## Start The records

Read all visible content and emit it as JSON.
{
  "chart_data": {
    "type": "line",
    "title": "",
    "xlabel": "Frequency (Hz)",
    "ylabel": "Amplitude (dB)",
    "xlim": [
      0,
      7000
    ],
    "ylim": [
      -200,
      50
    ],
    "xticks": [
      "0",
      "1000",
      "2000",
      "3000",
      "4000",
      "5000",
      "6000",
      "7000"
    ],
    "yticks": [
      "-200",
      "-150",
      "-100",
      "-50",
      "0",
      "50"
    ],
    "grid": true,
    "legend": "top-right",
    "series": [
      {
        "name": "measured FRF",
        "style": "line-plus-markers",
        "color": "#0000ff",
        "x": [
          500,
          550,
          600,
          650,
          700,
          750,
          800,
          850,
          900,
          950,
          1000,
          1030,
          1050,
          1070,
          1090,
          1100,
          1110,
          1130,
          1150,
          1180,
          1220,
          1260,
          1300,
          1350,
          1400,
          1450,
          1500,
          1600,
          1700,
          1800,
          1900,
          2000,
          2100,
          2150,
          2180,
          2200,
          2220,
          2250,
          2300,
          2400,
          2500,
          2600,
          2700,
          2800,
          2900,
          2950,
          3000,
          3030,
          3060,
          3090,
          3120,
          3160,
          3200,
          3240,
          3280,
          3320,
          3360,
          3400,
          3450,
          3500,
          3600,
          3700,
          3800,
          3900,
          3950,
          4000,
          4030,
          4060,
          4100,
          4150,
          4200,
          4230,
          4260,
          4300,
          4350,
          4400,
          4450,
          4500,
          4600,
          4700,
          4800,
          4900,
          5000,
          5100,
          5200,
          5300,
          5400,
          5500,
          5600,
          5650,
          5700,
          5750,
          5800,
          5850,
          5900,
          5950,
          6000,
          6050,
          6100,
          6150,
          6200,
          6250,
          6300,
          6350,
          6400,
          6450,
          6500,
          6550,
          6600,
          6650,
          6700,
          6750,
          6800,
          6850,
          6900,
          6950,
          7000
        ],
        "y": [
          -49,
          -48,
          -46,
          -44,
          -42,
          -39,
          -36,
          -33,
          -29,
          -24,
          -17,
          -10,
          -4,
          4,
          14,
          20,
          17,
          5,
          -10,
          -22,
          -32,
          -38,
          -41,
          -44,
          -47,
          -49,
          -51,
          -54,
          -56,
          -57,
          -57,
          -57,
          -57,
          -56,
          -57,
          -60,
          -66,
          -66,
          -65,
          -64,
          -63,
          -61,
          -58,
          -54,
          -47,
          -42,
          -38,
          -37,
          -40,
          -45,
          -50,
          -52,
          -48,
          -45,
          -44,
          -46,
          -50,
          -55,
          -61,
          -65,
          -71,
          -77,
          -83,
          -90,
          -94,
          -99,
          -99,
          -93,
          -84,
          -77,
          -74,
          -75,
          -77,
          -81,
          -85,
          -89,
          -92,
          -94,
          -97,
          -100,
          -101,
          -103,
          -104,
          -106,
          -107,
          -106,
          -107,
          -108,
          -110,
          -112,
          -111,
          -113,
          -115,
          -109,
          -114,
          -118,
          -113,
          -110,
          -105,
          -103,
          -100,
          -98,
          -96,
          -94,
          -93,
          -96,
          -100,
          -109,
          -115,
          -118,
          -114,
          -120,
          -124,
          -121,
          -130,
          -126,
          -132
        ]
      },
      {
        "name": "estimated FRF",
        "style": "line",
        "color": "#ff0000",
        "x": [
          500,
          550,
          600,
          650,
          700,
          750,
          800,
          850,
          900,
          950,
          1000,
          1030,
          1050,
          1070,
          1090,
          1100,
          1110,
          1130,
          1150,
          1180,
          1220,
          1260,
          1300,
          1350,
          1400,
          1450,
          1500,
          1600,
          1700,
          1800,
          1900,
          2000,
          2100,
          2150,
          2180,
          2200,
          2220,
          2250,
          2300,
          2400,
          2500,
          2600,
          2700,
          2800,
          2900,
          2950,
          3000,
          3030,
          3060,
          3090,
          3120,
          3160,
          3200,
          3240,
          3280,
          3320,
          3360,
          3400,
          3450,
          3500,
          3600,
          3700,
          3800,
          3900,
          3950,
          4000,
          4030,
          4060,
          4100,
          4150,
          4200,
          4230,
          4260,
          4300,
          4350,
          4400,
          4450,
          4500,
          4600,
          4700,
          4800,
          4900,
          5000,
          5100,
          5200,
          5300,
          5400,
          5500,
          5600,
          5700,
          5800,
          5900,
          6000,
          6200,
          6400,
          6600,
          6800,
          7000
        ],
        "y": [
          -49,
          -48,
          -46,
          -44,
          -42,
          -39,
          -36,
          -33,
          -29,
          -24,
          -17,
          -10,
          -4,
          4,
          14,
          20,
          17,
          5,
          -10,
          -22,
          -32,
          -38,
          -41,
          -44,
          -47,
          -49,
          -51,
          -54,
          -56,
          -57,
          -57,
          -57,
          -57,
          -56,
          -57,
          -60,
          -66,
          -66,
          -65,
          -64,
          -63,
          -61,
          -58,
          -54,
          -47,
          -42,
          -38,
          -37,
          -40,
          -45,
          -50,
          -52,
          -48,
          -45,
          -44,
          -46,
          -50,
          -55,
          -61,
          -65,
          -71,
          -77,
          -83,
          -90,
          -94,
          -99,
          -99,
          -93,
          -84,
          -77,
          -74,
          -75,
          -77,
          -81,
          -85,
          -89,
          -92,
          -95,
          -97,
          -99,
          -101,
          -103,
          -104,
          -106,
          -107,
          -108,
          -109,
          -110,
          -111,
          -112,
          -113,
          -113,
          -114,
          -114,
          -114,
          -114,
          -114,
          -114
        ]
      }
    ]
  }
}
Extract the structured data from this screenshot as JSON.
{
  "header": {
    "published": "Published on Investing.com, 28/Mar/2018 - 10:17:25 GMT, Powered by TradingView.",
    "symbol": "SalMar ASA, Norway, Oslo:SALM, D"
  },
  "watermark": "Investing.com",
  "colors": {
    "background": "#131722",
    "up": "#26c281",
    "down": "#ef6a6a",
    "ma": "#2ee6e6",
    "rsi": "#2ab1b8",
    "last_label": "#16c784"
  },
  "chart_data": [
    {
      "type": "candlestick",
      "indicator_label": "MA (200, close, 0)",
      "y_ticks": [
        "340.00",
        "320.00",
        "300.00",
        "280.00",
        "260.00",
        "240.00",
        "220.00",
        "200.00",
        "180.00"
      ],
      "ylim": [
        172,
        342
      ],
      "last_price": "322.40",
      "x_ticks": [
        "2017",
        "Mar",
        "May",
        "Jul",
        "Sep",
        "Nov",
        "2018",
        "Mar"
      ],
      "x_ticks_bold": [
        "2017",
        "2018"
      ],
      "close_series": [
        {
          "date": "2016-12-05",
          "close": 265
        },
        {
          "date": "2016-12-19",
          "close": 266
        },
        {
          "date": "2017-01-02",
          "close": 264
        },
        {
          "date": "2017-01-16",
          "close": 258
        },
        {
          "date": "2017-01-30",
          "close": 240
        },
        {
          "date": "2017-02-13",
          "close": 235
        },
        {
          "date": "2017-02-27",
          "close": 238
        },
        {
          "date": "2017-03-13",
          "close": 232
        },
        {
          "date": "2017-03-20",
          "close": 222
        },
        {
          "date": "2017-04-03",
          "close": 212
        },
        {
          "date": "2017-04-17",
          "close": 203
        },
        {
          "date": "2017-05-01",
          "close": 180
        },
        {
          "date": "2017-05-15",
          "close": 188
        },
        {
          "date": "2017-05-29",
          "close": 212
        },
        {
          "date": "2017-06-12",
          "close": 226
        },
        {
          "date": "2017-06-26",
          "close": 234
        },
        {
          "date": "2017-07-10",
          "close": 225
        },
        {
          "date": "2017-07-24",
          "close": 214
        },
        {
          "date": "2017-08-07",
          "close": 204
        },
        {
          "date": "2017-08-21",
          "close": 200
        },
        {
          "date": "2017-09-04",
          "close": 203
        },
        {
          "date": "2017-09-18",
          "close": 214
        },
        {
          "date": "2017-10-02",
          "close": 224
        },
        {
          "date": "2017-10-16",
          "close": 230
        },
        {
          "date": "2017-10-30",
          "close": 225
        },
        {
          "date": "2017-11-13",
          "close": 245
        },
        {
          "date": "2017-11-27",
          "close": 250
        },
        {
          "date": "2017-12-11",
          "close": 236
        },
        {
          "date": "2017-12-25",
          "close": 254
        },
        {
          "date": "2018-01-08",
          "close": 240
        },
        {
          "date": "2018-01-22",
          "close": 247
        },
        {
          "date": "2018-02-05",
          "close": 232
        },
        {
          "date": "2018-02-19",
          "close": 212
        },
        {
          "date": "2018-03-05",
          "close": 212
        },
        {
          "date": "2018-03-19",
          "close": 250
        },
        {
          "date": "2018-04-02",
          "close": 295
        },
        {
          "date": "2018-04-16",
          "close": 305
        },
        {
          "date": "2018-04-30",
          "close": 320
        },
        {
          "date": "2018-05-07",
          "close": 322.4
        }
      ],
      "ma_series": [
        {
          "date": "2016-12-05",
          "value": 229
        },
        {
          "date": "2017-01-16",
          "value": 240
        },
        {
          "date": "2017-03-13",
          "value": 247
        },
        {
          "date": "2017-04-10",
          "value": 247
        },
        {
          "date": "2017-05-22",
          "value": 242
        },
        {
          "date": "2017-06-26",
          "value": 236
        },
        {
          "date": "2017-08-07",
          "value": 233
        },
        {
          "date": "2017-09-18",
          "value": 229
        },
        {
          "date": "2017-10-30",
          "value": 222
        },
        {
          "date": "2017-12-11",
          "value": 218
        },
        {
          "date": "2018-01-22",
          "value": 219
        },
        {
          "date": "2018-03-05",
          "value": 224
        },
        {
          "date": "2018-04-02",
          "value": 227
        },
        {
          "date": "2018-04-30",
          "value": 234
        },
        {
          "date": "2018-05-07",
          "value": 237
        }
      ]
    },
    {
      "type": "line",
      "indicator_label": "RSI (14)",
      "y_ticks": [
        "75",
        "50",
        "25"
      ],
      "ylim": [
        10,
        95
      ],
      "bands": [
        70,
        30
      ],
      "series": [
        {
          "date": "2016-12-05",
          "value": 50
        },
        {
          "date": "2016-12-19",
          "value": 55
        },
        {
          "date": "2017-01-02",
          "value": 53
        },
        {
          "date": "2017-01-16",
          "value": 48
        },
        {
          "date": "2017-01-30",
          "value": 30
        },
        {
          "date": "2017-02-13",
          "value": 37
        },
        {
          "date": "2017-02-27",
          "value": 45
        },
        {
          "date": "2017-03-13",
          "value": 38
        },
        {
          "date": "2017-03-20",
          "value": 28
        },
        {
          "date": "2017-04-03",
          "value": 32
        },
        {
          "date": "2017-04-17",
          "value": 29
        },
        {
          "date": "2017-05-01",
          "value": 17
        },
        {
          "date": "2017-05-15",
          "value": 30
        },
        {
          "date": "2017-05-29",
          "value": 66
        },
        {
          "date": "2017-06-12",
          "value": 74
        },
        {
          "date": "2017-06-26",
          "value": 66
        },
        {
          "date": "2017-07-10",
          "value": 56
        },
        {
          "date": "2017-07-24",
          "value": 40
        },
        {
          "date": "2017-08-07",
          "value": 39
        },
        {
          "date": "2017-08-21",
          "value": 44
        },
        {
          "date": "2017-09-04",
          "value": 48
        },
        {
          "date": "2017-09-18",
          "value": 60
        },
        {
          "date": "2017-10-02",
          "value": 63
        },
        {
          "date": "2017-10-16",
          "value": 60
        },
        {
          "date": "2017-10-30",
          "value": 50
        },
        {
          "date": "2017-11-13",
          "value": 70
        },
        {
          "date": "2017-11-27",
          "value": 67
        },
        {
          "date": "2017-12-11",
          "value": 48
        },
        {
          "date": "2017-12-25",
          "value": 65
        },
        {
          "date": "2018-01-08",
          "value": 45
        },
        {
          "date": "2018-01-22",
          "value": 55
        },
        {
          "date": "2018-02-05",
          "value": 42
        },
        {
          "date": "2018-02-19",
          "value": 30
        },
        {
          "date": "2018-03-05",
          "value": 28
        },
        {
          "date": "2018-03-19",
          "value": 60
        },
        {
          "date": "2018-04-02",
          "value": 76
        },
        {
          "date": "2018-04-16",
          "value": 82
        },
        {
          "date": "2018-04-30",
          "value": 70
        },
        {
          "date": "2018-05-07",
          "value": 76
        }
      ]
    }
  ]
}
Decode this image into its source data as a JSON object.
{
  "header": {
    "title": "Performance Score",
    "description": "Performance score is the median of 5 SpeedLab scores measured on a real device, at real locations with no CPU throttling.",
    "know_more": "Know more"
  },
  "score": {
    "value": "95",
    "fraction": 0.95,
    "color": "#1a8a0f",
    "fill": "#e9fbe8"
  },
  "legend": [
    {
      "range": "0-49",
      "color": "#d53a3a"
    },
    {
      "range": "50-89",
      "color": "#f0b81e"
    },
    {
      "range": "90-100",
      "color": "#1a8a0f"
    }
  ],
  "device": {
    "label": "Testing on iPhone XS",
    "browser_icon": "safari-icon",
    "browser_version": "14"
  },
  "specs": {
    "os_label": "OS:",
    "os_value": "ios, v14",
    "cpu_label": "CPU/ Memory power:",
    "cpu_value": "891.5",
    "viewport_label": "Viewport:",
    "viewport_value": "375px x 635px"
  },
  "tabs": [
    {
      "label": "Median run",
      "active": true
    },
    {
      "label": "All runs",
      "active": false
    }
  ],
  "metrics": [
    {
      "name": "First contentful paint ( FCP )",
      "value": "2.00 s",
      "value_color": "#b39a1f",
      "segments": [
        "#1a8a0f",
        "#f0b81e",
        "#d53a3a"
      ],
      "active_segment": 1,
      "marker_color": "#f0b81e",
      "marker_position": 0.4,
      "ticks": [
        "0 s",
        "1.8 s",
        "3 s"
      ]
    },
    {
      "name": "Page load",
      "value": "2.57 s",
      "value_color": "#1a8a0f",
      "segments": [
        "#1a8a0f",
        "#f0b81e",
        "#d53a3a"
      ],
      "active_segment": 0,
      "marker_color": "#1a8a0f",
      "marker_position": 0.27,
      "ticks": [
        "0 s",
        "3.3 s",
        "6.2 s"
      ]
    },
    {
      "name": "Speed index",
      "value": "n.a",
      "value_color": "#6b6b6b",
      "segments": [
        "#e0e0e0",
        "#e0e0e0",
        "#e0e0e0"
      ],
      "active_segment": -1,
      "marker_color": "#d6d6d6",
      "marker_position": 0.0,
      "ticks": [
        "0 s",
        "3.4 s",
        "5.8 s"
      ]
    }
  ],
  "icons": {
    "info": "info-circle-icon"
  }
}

## End The records

Stated goal: Give the number of lines in the records above that contain the word "measured". Reply with that number alone.

The solution: 2